(Saved data entries)
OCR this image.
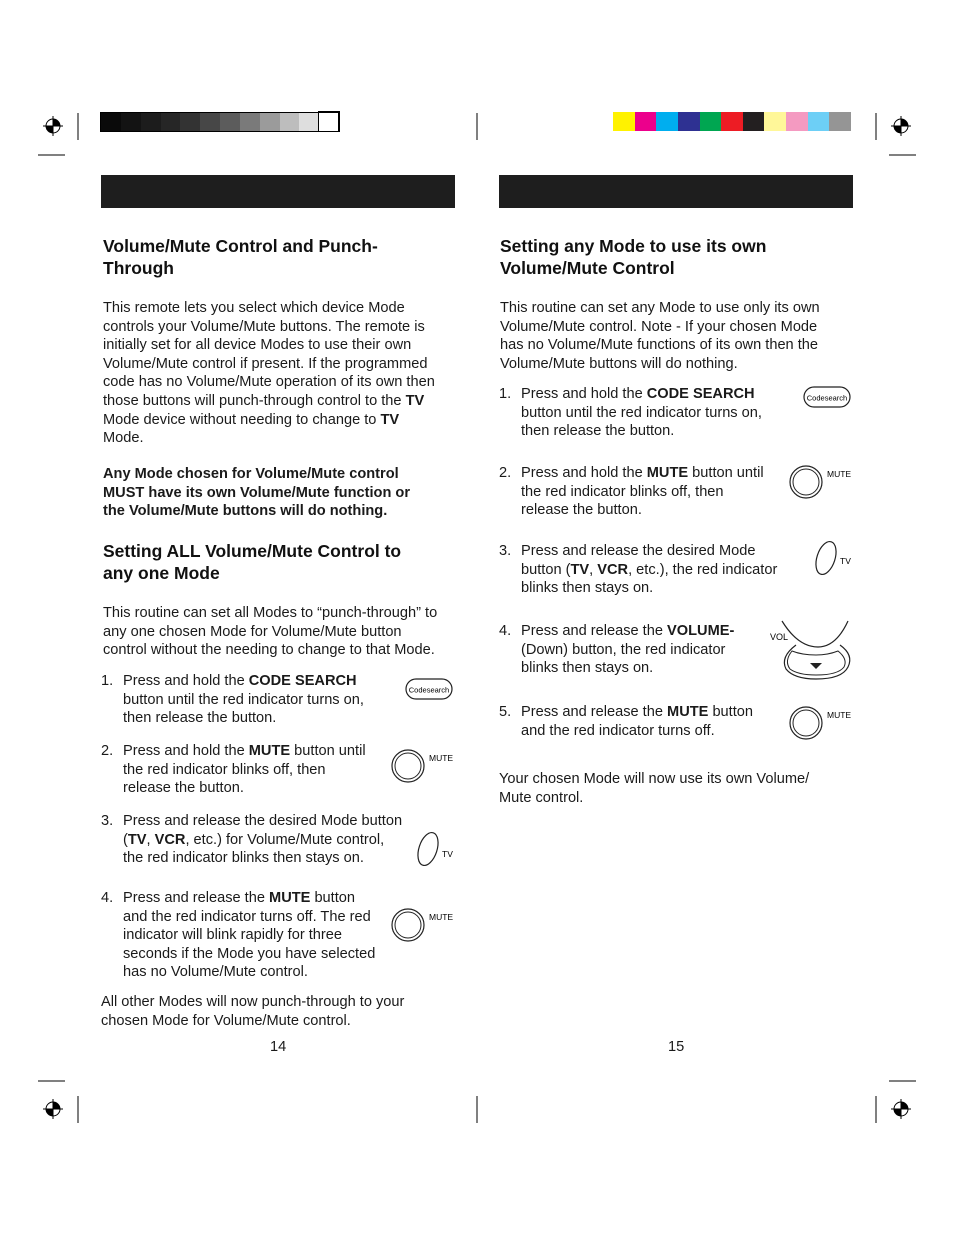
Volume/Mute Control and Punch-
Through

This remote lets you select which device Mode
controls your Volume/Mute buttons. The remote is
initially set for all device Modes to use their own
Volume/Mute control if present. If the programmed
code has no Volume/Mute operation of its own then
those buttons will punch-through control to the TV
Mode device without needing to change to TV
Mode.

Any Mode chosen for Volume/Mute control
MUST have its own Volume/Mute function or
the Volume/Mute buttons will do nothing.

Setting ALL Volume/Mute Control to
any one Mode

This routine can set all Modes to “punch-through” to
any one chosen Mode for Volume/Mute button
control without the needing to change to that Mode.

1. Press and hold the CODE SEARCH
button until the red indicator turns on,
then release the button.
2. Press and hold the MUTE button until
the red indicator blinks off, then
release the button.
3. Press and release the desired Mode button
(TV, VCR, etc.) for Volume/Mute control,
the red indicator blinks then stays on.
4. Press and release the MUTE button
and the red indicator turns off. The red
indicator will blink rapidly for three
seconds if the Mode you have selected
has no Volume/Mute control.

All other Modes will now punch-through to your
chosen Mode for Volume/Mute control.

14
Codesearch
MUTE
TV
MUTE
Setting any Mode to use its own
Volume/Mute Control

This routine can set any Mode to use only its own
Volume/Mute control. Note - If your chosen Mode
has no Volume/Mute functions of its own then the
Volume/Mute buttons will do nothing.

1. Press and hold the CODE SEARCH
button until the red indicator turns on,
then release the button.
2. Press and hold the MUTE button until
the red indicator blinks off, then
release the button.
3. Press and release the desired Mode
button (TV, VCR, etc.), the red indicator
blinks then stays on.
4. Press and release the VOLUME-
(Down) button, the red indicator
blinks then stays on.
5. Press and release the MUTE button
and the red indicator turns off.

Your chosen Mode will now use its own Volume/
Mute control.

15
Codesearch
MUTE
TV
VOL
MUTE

REQUEST —
State how many lines above include the word "have", and nothing more.

SOLUTION TO THE EXERCISE —
2